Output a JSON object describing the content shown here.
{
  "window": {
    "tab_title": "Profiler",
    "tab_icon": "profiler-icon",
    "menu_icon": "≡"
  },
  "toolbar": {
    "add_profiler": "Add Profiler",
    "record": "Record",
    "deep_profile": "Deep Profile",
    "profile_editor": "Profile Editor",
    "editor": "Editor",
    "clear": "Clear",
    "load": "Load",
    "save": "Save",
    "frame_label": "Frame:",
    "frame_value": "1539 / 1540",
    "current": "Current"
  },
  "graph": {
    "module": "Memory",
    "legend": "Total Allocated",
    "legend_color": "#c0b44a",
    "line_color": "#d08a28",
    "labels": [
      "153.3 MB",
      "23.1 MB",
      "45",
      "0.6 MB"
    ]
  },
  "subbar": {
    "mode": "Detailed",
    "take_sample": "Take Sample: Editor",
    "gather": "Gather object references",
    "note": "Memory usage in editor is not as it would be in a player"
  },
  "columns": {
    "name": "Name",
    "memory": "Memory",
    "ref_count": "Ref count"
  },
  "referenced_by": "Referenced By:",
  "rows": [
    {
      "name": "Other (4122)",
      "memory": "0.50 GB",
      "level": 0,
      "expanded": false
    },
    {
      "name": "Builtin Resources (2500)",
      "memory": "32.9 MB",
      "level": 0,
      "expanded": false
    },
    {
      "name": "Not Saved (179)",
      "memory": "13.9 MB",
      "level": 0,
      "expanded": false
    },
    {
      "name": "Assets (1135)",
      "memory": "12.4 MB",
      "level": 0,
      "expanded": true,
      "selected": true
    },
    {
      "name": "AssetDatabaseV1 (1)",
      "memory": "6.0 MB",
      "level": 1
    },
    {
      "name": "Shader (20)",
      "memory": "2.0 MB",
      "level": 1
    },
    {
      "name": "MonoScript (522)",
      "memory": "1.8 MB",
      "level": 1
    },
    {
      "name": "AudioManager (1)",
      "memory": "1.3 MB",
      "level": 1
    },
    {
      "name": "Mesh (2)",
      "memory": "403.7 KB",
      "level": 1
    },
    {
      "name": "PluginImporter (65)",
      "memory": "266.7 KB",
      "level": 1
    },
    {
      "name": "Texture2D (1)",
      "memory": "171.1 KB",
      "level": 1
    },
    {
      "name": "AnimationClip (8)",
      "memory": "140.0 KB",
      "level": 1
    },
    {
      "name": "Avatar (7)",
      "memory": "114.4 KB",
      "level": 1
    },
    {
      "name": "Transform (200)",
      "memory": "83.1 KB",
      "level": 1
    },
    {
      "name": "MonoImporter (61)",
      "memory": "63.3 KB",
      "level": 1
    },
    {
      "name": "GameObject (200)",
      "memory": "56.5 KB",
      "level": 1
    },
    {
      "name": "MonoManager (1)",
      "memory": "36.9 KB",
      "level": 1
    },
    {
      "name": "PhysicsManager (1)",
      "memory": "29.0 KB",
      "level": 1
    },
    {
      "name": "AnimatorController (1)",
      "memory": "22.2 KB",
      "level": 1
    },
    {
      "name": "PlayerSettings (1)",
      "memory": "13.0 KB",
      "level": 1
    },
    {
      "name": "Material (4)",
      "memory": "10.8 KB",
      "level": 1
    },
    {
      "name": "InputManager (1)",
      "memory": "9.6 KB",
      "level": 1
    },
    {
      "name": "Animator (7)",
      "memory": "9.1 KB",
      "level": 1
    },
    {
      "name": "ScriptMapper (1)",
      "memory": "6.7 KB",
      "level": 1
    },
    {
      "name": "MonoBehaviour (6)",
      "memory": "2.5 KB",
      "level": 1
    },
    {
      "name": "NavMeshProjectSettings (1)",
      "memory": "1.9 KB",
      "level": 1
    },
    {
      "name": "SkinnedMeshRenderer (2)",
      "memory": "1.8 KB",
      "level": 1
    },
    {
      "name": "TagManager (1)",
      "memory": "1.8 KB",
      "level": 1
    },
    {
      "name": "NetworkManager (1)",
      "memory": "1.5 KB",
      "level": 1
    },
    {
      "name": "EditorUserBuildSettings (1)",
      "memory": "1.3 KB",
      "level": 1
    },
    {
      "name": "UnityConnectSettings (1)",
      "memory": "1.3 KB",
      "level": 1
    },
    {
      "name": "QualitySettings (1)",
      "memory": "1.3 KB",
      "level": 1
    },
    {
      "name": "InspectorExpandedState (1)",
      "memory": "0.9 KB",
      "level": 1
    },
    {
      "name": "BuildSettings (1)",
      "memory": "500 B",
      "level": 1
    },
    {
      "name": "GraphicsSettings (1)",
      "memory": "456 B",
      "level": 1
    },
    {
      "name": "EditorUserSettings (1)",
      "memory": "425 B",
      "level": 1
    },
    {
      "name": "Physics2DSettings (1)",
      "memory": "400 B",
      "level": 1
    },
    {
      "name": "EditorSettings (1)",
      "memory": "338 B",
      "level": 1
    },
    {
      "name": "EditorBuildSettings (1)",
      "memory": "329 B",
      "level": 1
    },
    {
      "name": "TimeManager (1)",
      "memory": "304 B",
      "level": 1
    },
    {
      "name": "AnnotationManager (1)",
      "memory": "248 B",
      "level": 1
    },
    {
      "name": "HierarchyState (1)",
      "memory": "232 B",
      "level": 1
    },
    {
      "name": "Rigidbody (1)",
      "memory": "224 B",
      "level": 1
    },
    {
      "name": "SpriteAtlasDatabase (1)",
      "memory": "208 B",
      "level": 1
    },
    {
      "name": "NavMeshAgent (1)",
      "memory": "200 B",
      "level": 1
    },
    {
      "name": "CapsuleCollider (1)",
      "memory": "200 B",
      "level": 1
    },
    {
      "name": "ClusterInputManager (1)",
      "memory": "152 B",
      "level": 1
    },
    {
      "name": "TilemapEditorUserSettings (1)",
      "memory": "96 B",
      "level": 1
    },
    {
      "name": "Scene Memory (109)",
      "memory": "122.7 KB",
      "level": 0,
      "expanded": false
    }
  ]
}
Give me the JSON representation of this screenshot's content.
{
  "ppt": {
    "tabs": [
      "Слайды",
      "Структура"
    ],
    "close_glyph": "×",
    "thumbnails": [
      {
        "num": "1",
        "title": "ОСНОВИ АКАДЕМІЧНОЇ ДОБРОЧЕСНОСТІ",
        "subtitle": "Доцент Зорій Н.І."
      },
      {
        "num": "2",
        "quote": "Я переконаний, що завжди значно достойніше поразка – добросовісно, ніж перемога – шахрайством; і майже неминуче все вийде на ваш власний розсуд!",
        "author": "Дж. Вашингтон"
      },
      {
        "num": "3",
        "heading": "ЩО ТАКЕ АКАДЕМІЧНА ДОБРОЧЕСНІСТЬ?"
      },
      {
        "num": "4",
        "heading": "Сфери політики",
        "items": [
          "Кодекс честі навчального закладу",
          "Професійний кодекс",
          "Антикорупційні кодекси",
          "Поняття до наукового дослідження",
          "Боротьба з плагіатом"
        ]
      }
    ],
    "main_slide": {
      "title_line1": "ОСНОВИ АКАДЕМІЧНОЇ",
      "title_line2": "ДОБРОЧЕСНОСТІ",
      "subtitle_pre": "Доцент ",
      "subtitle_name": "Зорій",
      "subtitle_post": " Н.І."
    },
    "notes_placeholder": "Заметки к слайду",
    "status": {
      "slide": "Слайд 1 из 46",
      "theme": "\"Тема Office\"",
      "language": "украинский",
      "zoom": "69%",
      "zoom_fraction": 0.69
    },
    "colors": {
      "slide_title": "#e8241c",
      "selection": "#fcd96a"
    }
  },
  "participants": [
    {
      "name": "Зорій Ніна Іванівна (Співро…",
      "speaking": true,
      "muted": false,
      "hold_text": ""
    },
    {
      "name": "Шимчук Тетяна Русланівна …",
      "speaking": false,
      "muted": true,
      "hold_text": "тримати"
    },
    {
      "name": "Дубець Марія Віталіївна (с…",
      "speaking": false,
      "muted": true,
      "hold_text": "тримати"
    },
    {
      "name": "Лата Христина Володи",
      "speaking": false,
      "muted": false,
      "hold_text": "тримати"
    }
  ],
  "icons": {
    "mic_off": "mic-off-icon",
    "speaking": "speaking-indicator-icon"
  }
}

━━━━

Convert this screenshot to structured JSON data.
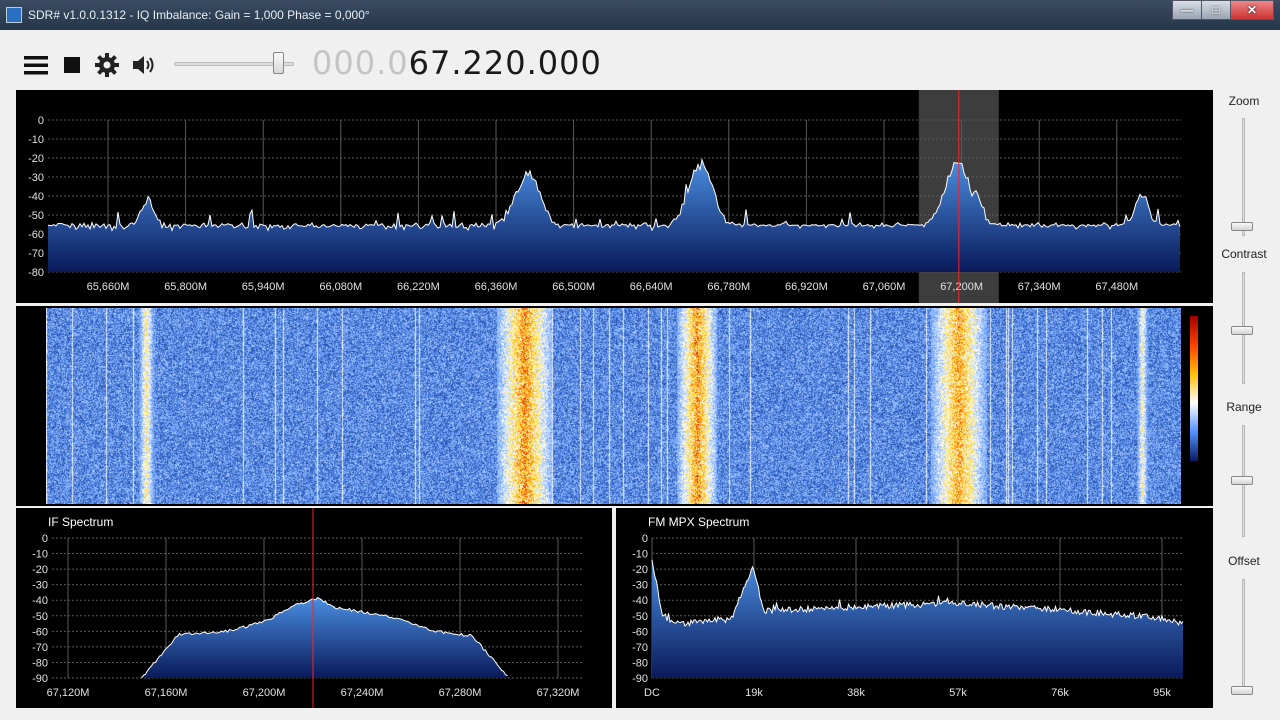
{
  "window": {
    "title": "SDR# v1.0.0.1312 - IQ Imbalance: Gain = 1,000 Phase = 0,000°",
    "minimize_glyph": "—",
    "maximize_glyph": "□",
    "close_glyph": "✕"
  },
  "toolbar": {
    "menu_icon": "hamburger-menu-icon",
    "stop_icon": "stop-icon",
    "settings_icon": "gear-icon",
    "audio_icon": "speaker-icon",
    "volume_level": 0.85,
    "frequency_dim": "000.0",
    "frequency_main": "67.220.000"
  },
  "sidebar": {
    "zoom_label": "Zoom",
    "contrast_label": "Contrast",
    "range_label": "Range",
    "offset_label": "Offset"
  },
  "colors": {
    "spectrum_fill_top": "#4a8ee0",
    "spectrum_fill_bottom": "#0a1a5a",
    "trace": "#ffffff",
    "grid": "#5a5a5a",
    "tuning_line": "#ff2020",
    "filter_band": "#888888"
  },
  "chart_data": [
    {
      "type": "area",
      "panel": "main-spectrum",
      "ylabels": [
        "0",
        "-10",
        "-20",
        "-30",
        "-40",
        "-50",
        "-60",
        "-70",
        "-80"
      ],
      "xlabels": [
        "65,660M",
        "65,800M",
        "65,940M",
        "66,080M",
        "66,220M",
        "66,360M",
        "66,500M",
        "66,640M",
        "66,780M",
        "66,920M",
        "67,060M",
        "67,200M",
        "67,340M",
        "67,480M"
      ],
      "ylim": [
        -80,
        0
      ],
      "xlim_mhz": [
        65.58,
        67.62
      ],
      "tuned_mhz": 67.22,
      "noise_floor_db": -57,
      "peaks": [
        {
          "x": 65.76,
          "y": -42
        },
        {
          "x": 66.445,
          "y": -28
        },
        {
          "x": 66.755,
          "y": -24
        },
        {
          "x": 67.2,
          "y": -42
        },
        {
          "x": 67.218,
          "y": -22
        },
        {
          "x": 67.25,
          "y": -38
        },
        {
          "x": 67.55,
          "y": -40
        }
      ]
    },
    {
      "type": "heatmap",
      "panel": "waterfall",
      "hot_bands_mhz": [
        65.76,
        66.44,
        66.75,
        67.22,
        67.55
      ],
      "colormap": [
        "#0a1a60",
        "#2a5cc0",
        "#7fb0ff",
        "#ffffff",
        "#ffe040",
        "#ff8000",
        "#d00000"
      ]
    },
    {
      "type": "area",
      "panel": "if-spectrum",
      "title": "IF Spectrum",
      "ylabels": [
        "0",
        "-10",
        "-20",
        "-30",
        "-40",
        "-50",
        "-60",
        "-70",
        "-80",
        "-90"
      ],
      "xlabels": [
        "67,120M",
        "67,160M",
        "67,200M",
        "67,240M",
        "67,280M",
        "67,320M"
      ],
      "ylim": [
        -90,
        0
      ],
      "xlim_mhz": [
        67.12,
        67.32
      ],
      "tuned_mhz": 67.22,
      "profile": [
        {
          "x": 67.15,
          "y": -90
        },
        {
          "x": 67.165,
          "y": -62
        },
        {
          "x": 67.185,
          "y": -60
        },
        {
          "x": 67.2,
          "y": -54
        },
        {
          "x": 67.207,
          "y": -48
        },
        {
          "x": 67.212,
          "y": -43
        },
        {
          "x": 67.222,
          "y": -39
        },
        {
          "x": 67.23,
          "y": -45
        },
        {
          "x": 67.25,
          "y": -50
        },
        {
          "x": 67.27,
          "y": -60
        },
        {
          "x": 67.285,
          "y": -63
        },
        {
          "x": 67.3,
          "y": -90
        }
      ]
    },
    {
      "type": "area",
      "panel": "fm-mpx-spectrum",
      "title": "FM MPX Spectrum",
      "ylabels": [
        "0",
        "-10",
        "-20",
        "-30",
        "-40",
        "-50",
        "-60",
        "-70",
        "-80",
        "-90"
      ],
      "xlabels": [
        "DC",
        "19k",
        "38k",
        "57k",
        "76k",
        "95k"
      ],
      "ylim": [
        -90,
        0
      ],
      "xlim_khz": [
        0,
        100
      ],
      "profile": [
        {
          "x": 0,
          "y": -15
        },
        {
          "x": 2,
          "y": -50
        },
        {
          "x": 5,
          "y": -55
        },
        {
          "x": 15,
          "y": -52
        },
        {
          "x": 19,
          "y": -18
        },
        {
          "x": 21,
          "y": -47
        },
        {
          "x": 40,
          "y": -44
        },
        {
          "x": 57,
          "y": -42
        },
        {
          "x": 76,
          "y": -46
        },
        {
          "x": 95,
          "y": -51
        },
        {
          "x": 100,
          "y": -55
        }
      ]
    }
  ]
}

━━━━

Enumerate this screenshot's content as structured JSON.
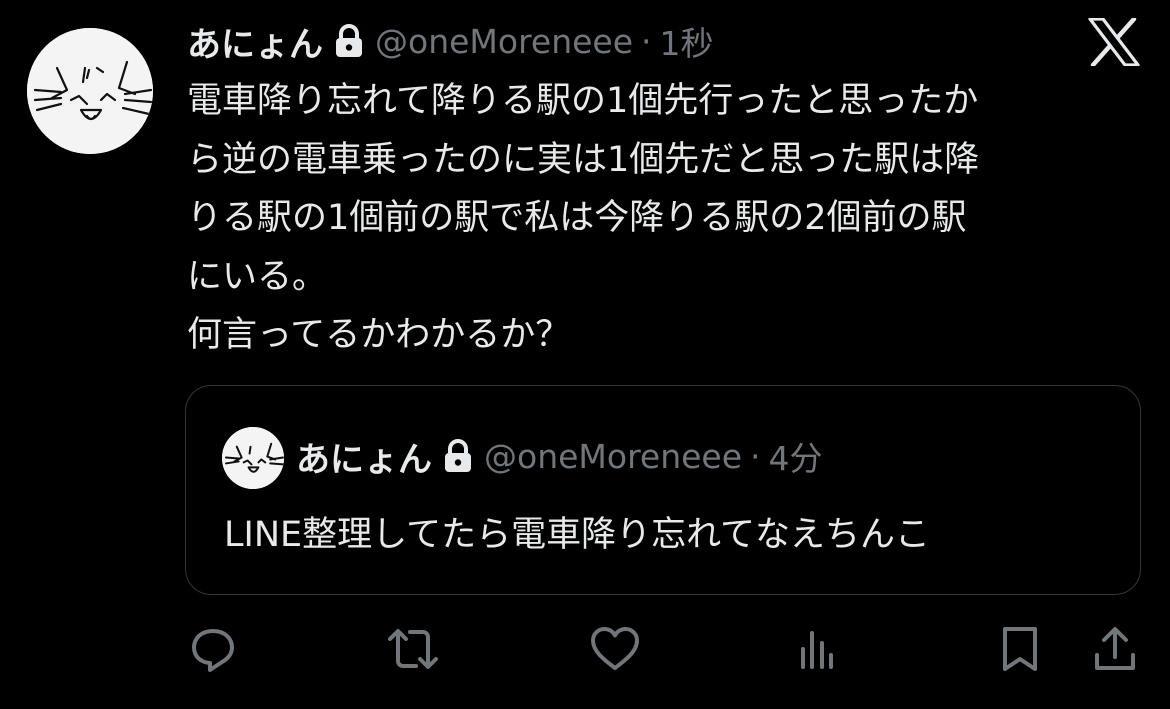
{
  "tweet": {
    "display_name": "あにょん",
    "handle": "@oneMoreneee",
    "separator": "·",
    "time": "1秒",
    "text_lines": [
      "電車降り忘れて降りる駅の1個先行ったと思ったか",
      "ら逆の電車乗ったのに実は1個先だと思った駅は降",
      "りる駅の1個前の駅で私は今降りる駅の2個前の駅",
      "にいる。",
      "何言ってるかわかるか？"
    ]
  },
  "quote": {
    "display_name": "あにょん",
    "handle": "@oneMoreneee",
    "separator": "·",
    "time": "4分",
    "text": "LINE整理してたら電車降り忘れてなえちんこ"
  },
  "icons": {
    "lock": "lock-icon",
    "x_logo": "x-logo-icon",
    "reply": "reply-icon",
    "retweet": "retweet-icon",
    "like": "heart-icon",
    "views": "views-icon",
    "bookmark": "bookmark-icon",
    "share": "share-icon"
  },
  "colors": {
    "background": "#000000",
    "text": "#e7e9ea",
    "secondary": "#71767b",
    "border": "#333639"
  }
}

━━━━

### What the exercise asks
Which lines in the records above contain the string "content"? Copy each one.

### Exercise result
Output a JSON object describing the content shown here.
Give me the JSON representation of this screenshot's content.
Enumerate this screenshot's content as structured JSON.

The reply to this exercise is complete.